Extracted records:
-*-*-

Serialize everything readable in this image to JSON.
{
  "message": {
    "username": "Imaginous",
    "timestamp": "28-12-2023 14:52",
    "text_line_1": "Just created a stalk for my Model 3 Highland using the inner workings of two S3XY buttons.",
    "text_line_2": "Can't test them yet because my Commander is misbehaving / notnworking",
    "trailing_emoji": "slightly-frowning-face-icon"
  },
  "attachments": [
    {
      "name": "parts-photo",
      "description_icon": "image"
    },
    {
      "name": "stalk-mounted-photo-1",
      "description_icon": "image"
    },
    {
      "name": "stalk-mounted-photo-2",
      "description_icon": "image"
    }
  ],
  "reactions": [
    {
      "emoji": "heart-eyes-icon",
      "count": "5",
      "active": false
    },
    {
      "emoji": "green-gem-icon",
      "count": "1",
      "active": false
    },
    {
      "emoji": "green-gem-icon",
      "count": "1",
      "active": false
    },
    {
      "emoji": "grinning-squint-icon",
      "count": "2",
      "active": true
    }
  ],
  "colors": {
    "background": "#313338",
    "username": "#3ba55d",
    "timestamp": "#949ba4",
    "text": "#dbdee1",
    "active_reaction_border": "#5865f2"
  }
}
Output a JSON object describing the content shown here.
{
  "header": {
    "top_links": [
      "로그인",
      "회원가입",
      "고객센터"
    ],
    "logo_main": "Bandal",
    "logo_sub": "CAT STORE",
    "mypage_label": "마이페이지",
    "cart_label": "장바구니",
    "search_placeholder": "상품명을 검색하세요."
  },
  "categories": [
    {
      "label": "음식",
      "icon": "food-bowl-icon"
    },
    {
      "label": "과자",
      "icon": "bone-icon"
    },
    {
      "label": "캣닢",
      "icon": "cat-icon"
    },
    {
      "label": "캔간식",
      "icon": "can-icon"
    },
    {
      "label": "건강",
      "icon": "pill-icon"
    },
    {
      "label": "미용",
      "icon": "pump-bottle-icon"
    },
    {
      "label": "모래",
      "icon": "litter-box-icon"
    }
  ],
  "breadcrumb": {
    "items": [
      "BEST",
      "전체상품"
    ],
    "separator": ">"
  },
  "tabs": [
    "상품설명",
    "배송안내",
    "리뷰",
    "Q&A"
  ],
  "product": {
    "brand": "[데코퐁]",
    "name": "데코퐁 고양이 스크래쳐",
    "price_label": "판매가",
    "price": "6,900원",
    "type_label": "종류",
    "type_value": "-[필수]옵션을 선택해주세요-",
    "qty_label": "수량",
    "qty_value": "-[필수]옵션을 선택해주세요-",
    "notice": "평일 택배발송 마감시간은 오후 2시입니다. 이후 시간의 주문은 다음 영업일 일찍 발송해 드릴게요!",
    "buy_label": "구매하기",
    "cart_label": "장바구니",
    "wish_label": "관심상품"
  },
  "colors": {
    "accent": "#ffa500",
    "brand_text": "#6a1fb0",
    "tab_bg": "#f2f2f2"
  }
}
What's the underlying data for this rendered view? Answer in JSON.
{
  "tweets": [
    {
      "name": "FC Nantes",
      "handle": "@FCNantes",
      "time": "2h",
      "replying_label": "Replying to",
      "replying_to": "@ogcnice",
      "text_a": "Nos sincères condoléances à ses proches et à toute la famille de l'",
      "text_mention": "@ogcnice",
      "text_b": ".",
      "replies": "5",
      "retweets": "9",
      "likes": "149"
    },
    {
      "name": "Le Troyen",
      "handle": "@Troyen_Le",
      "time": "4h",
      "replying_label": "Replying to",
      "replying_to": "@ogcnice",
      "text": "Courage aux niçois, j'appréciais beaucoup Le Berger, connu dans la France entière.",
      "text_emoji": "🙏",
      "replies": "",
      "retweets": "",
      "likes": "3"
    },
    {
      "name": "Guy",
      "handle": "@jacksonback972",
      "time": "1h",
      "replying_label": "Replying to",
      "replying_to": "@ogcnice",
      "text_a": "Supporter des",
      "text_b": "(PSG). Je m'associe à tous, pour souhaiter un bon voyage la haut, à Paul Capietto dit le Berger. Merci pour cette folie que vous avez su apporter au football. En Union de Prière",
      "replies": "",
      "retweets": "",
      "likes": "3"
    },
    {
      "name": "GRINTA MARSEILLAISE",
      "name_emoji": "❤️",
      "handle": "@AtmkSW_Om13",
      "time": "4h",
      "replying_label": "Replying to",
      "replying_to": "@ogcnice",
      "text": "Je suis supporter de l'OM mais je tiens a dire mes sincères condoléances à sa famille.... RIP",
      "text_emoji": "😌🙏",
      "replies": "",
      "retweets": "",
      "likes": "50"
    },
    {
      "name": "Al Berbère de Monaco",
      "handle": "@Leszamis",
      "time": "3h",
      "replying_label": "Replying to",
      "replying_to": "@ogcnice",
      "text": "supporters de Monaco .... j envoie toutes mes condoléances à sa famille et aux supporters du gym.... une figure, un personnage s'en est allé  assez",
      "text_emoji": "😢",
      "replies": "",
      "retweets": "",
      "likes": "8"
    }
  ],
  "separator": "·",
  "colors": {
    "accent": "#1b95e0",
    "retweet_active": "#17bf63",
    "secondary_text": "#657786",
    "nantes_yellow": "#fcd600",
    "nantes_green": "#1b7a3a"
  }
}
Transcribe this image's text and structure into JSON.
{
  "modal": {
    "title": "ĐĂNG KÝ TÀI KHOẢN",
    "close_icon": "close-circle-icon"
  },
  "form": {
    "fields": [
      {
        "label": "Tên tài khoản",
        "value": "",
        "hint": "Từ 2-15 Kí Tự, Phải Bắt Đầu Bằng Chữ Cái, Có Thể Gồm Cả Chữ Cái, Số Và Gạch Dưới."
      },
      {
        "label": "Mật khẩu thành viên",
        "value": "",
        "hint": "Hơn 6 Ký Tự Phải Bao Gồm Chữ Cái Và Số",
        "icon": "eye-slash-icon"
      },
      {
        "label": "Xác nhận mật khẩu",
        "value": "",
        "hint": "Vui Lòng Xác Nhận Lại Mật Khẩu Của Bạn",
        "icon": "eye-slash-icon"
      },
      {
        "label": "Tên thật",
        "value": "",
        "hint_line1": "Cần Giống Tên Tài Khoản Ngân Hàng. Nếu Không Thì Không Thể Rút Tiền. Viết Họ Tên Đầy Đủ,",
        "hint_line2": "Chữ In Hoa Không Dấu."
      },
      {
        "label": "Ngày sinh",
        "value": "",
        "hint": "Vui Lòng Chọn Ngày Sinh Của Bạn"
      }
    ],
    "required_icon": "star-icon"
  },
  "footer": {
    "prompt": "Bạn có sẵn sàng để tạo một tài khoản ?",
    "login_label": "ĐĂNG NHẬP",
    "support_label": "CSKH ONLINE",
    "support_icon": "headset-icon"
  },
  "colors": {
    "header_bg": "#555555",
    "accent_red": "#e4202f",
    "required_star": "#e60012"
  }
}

-*-*-

What is required -
Reproduce the full listing above, character for character.

Response to this task -
Serialize everything readable in this image to JSON.
{
  "message": {
    "username": "Imaginous",
    "timestamp": "28-12-2023 14:52",
    "text_line_1": "Just created a stalk for my Model 3 Highland using the inner workings of two S3XY buttons.",
    "text_line_2": "Can't test them yet because my Commander is misbehaving / notnworking",
    "trailing_emoji": "slightly-frowning-face-icon"
  },
  "attachments": [
    {
      "name": "parts-photo",
      "description_icon": "image"
    },
    {
      "name": "stalk-mounted-photo-1",
      "description_icon": "image"
    },
    {
      "name": "stalk-mounted-photo-2",
      "description_icon": "image"
    }
  ],
  "reactions": [
    {
      "emoji": "heart-eyes-icon",
      "count": "5",
      "active": false
    },
    {
      "emoji": "green-gem-icon",
      "count": "1",
      "active": false
    },
    {
      "emoji": "green-gem-icon",
      "count": "1",
      "active": false
    },
    {
      "emoji": "grinning-squint-icon",
      "count": "2",
      "active": true
    }
  ],
  "colors": {
    "background": "#313338",
    "username": "#3ba55d",
    "timestamp": "#949ba4",
    "text": "#dbdee1",
    "active_reaction_border": "#5865f2"
  }
}
Output a JSON object describing the content shown here.
{
  "header": {
    "top_links": [
      "로그인",
      "회원가입",
      "고객센터"
    ],
    "logo_main": "Bandal",
    "logo_sub": "CAT STORE",
    "mypage_label": "마이페이지",
    "cart_label": "장바구니",
    "search_placeholder": "상품명을 검색하세요."
  },
  "categories": [
    {
      "label": "음식",
      "icon": "food-bowl-icon"
    },
    {
      "label": "과자",
      "icon": "bone-icon"
    },
    {
      "label": "캣닢",
      "icon": "cat-icon"
    },
    {
      "label": "캔간식",
      "icon": "can-icon"
    },
    {
      "label": "건강",
      "icon": "pill-icon"
    },
    {
      "label": "미용",
      "icon": "pump-bottle-icon"
    },
    {
      "label": "모래",
      "icon": "litter-box-icon"
    }
  ],
  "breadcrumb": {
    "items": [
      "BEST",
      "전체상품"
    ],
    "separator": ">"
  },
  "tabs": [
    "상품설명",
    "배송안내",
    "리뷰",
    "Q&A"
  ],
  "product": {
    "brand": "[데코퐁]",
    "name": "데코퐁 고양이 스크래쳐",
    "price_label": "판매가",
    "price": "6,900원",
    "type_label": "종류",
    "type_value": "-[필수]옵션을 선택해주세요-",
    "qty_label": "수량",
    "qty_value": "-[필수]옵션을 선택해주세요-",
    "notice": "평일 택배발송 마감시간은 오후 2시입니다. 이후 시간의 주문은 다음 영업일 일찍 발송해 드릴게요!",
    "buy_label": "구매하기",
    "cart_label": "장바구니",
    "wish_label": "관심상품"
  },
  "colors": {
    "accent": "#ffa500",
    "brand_text": "#6a1fb0",
    "tab_bg": "#f2f2f2"
  }
}
What's the underlying data for this rendered view? Answer in JSON.
{
  "tweets": [
    {
      "name": "FC Nantes",
      "handle": "@FCNantes",
      "time": "2h",
      "replying_label": "Replying to",
      "replying_to": "@ogcnice",
      "text_a": "Nos sincères condoléances à ses proches et à toute la famille de l'",
      "text_mention": "@ogcnice",
      "text_b": ".",
      "replies": "5",
      "retweets": "9",
      "likes": "149"
    },
    {
      "name": "Le Troyen",
      "handle": "@Troyen_Le",
      "time": "4h",
      "replying_label": "Replying to",
      "replying_to": "@ogcnice",
      "text": "Courage aux niçois, j'appréciais beaucoup Le Berger, connu dans la France entière.",
      "text_emoji": "🙏",
      "replies": "",
      "retweets": "",
      "likes": "3"
    },
    {
      "name": "Guy",
      "handle": "@jacksonback972",
      "time": "1h",
      "replying_label": "Replying to",
      "replying_to": "@ogcnice",
      "text_a": "Supporter des",
      "text_b": "(PSG). Je m'associe à tous, pour souhaiter un bon voyage la haut, à Paul Capietto dit le Berger. Merci pour cette folie que vous avez su apporter au football. En Union de Prière",
      "replies": "",
      "retweets": "",
      "likes": "3"
    },
    {
      "name": "GRINTA MARSEILLAISE",
      "name_emoji": "❤️",
      "handle": "@AtmkSW_Om13",
      "time": "4h",
      "replying_label": "Replying to",
      "replying_to": "@ogcnice",
      "text": "Je suis supporter de l'OM mais je tiens a dire mes sincères condoléances à sa famille.... RIP",
      "text_emoji": "😌🙏",
      "replies": "",
      "retweets": "",
      "likes": "50"
    },
    {
      "name": "Al Berbère de Monaco",
      "handle": "@Leszamis",
      "time": "3h",
      "replying_label": "Replying to",
      "replying_to": "@ogcnice",
      "text": "supporters de Monaco .... j envoie toutes mes condoléances à sa famille et aux supporters du gym.... une figure, un personnage s'en est allé  assez",
      "text_emoji": "😢",
      "replies": "",
      "retweets": "",
      "likes": "8"
    }
  ],
  "separator": "·",
  "colors": {
    "accent": "#1b95e0",
    "retweet_active": "#17bf63",
    "secondary_text": "#657786",
    "nantes_yellow": "#fcd600",
    "nantes_green": "#1b7a3a"
  }
}
Transcribe this image's text and structure into JSON.
{
  "modal": {
    "title": "ĐĂNG KÝ TÀI KHOẢN",
    "close_icon": "close-circle-icon"
  },
  "form": {
    "fields": [
      {
        "label": "Tên tài khoản",
        "value": "",
        "hint": "Từ 2-15 Kí Tự, Phải Bắt Đầu Bằng Chữ Cái, Có Thể Gồm Cả Chữ Cái, Số Và Gạch Dưới."
      },
      {
        "label": "Mật khẩu thành viên",
        "value": "",
        "hint": "Hơn 6 Ký Tự Phải Bao Gồm Chữ Cái Và Số",
        "icon": "eye-slash-icon"
      },
      {
        "label": "Xác nhận mật khẩu",
        "value": "",
        "hint": "Vui Lòng Xác Nhận Lại Mật Khẩu Của Bạn",
        "icon": "eye-slash-icon"
      },
      {
        "label": "Tên thật",
        "value": "",
        "hint_line1": "Cần Giống Tên Tài Khoản Ngân Hàng. Nếu Không Thì Không Thể Rút Tiền. Viết Họ Tên Đầy Đủ,",
        "hint_line2": "Chữ In Hoa Không Dấu."
      },
      {
        "label": "Ngày sinh",
        "value": "",
        "hint": "Vui Lòng Chọn Ngày Sinh Của Bạn"
      }
    ],
    "required_icon": "star-icon"
  },
  "footer": {
    "prompt": "Bạn có sẵn sàng để tạo một tài khoản ?",
    "login_label": "ĐĂNG NHẬP",
    "support_label": "CSKH ONLINE",
    "support_icon": "headset-icon"
  },
  "colors": {
    "header_bg": "#555555",
    "accent_red": "#e4202f",
    "required_star": "#e60012"
  }
}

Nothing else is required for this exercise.